## Your instructions
Count how many rows below contain the string "disconnect", and reply with the number alone.

* begin Extracted entries *

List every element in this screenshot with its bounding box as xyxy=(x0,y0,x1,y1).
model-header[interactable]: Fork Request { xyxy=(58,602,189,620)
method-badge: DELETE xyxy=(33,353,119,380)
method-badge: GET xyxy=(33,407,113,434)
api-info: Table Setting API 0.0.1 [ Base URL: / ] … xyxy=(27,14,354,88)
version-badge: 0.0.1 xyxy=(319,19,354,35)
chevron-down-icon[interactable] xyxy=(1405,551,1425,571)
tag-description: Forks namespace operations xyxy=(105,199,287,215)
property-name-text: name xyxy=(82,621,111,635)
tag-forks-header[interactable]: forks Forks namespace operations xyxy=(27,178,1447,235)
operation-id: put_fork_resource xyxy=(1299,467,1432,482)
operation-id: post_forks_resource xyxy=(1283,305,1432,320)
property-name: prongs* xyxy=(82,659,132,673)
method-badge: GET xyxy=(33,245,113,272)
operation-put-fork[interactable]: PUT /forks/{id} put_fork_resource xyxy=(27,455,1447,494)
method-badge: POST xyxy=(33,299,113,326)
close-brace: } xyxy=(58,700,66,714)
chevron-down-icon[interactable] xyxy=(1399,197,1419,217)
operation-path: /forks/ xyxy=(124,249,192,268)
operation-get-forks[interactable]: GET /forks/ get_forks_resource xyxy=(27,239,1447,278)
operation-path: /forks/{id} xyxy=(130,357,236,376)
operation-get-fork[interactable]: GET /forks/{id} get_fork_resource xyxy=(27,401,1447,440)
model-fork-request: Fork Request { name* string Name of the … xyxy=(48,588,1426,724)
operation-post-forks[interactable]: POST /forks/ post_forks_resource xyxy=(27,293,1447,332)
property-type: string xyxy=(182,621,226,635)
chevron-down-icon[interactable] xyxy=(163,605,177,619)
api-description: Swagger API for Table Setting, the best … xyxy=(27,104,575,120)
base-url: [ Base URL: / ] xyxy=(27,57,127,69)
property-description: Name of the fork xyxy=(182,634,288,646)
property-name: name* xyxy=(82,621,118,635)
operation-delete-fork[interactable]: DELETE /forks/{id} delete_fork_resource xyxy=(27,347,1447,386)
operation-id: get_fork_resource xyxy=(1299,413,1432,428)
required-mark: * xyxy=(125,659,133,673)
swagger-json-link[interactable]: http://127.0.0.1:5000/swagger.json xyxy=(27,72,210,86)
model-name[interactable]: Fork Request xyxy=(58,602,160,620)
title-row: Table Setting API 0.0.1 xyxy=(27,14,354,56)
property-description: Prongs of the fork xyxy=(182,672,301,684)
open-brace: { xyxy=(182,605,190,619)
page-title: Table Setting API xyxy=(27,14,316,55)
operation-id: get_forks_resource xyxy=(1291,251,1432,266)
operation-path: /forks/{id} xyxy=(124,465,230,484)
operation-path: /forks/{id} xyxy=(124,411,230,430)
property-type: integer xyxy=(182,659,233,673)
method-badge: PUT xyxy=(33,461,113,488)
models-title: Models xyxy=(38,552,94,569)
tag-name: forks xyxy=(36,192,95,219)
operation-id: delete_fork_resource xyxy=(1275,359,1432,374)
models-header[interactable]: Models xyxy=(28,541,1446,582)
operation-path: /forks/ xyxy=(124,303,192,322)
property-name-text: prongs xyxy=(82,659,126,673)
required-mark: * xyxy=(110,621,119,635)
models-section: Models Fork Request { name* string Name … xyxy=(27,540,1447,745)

* end Extracted entries *
* begin Extracted entries *

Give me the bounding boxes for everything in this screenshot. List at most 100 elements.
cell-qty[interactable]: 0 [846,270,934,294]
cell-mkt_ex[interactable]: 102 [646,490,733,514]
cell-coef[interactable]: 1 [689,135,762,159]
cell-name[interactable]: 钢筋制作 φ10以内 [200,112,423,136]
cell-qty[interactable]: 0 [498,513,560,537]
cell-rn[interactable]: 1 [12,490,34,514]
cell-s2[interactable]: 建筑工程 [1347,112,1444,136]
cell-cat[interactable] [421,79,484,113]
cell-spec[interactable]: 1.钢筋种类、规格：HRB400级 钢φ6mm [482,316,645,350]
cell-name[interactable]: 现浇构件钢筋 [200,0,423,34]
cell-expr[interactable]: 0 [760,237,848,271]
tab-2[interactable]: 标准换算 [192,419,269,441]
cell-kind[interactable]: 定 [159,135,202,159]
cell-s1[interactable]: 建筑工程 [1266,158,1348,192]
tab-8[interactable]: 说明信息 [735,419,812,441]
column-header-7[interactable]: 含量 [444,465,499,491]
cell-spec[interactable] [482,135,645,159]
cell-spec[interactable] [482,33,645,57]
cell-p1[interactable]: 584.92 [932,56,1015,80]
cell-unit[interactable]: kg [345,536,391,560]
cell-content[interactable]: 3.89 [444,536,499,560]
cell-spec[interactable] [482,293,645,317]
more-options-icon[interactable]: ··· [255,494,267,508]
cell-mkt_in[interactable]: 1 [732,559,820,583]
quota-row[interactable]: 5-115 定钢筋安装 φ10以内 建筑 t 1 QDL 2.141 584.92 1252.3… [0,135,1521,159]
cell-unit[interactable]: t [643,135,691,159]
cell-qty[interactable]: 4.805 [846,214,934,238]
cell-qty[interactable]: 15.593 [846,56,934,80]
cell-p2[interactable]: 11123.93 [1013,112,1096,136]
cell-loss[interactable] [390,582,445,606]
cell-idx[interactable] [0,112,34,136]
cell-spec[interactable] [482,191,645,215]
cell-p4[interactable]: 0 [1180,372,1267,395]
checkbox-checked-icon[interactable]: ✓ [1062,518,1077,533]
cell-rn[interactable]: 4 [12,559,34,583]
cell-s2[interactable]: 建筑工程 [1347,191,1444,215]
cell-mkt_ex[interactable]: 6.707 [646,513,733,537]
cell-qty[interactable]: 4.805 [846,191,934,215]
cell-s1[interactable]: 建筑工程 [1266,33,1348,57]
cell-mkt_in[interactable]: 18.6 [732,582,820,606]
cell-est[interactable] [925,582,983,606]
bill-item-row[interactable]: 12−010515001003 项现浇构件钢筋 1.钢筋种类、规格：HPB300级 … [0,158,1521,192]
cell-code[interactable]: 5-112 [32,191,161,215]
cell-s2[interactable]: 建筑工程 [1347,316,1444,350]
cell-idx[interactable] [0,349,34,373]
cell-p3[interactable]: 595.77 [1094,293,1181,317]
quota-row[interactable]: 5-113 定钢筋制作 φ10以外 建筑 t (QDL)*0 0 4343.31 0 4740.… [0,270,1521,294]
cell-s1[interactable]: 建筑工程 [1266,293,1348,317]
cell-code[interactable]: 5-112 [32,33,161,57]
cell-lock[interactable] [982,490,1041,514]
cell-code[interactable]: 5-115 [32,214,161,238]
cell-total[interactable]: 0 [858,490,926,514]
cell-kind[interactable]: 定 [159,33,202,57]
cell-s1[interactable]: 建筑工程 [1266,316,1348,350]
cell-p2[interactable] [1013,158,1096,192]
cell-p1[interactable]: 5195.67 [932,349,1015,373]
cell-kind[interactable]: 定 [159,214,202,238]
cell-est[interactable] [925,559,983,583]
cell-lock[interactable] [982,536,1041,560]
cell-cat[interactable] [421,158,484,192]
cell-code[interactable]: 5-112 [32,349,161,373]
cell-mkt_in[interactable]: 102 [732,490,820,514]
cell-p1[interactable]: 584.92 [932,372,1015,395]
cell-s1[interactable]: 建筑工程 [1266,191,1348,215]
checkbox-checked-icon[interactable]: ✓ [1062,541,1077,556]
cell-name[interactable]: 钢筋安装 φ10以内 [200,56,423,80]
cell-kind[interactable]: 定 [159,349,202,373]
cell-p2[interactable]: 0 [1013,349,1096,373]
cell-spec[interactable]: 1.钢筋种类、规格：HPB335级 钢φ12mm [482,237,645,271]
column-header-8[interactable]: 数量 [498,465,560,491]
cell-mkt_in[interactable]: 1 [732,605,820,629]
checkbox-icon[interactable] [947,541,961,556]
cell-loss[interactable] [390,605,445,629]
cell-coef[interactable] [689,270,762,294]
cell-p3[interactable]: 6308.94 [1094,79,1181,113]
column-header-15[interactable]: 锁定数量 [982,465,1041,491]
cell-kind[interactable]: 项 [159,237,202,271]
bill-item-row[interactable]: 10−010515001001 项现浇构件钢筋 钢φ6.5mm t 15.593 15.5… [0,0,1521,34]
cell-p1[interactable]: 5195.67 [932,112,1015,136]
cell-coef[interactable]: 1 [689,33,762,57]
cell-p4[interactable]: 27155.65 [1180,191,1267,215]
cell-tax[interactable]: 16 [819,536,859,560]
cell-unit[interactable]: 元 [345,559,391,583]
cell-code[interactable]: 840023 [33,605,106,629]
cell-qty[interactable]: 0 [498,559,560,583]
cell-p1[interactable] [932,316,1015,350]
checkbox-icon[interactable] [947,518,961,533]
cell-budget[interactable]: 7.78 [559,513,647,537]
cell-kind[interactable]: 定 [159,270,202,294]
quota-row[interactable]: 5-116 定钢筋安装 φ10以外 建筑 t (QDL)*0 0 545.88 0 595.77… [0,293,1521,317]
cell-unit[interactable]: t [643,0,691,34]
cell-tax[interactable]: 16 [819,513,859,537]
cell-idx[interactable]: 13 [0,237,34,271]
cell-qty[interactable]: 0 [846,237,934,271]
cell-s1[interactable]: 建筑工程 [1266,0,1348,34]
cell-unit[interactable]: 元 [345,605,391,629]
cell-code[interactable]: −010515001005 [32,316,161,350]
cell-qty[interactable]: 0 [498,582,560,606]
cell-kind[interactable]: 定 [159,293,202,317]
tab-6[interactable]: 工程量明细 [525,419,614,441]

* end Extracted entries *
* begin Extracted entries *

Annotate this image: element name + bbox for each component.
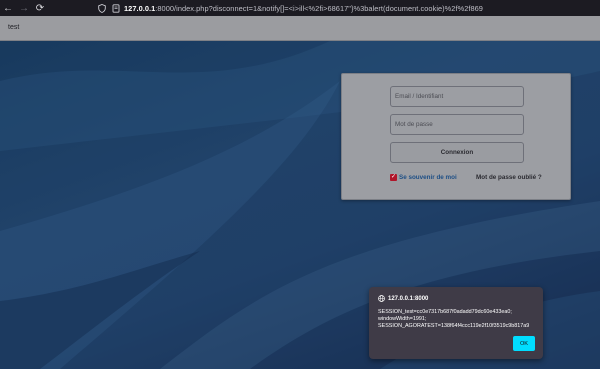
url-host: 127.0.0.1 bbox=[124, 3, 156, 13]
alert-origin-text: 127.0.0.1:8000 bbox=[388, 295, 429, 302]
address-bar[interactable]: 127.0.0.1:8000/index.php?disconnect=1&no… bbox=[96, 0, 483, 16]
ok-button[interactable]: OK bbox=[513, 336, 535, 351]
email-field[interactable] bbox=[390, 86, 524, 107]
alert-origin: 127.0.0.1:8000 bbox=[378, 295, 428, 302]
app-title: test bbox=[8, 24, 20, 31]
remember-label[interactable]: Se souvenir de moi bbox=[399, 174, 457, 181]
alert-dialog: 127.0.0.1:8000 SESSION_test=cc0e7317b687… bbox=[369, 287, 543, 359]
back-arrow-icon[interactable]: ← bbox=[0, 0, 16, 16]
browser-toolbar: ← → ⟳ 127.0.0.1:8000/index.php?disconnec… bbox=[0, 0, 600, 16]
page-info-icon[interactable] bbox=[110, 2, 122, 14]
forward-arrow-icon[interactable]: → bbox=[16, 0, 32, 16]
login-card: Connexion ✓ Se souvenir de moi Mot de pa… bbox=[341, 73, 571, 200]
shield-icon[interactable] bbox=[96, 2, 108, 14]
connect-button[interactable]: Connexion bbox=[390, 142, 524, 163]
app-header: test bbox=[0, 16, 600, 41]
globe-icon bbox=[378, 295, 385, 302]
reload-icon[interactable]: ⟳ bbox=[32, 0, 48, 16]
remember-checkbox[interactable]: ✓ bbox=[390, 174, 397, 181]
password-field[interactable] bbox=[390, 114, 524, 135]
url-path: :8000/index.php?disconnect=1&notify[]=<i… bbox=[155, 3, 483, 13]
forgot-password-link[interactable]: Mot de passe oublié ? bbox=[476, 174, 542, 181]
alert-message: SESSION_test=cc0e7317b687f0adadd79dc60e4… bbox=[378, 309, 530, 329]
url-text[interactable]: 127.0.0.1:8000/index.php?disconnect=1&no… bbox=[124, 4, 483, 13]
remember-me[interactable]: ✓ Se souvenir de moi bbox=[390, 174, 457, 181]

* end Extracted entries *

## Full answer
3